> [DIRECTIVE]:
Copy every entry word for word, but skip the pictures.

> [MATERIAL FOR THE TASK]:
--------------------------------

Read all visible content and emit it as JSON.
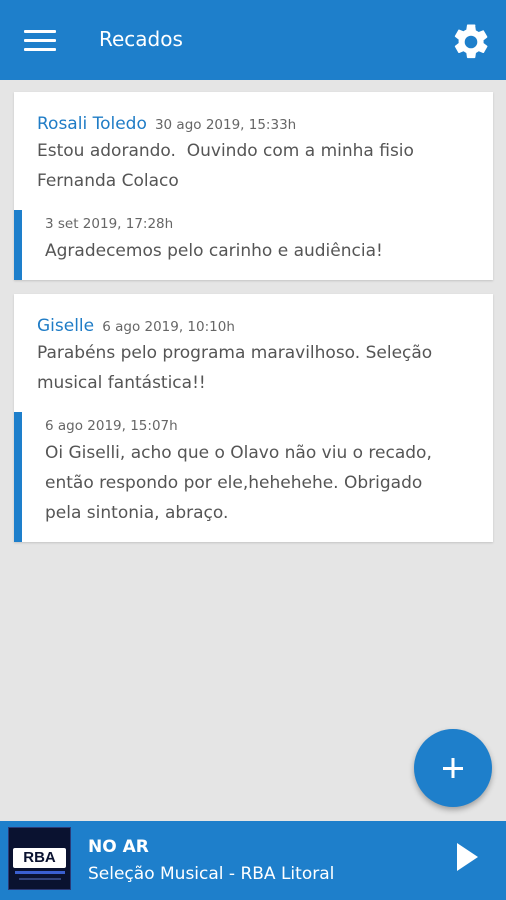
{
  "appbar": {
    "title": "Recados",
    "menu_icon": "menu-icon",
    "settings_icon": "gear-icon"
  },
  "messages": [
    {
      "author": "Rosali Toledo",
      "date": "30 ago 2019, 15:33h",
      "text_lines": [
        "Estou adorando.  Ouvindo com a minha fisio",
        "Fernanda Colaco"
      ],
      "reply": {
        "date": "3 set 2019, 17:28h",
        "text_lines": [
          "Agradecemos pelo carinho e audiência!"
        ]
      }
    },
    {
      "author": "Giselle",
      "date": "6 ago 2019, 10:10h",
      "text_lines": [
        "Parabéns pelo programa maravilhoso. Seleção",
        "musical fantástica!!"
      ],
      "reply": {
        "date": "6 ago 2019, 15:07h",
        "text_lines": [
          "Oi Giselli, acho que o Olavo não viu o recado,",
          "então respondo por ele,hehehehe. Obrigado",
          "pela sintonia, abraço."
        ]
      }
    }
  ],
  "fab": {
    "icon": "plus-icon"
  },
  "player": {
    "logo_text": "RBA",
    "status": "NO AR",
    "program": "Seleção Musical - RBA Litoral",
    "play_icon": "play-icon"
  },
  "colors": {
    "primary": "#1e7fcb",
    "background": "#e5e5e5",
    "author": "#1f7cc6"
  }
}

--------------------------------

> [RESULT OF THIS EXERCISE]:
Read all visible content and emit it as JSON.
{
  "appbar": {
    "title": "Recados",
    "menu_icon": "menu-icon",
    "settings_icon": "gear-icon"
  },
  "messages": [
    {
      "author": "Rosali Toledo",
      "date": "30 ago 2019, 15:33h",
      "text_lines": [
        "Estou adorando.  Ouvindo com a minha fisio",
        "Fernanda Colaco"
      ],
      "reply": {
        "date": "3 set 2019, 17:28h",
        "text_lines": [
          "Agradecemos pelo carinho e audiência!"
        ]
      }
    },
    {
      "author": "Giselle",
      "date": "6 ago 2019, 10:10h",
      "text_lines": [
        "Parabéns pelo programa maravilhoso. Seleção",
        "musical fantástica!!"
      ],
      "reply": {
        "date": "6 ago 2019, 15:07h",
        "text_lines": [
          "Oi Giselli, acho que o Olavo não viu o recado,",
          "então respondo por ele,hehehehe. Obrigado",
          "pela sintonia, abraço."
        ]
      }
    }
  ],
  "fab": {
    "icon": "plus-icon"
  },
  "player": {
    "logo_text": "RBA",
    "status": "NO AR",
    "program": "Seleção Musical - RBA Litoral",
    "play_icon": "play-icon"
  },
  "colors": {
    "primary": "#1e7fcb",
    "background": "#e5e5e5",
    "author": "#1f7cc6"
  }
}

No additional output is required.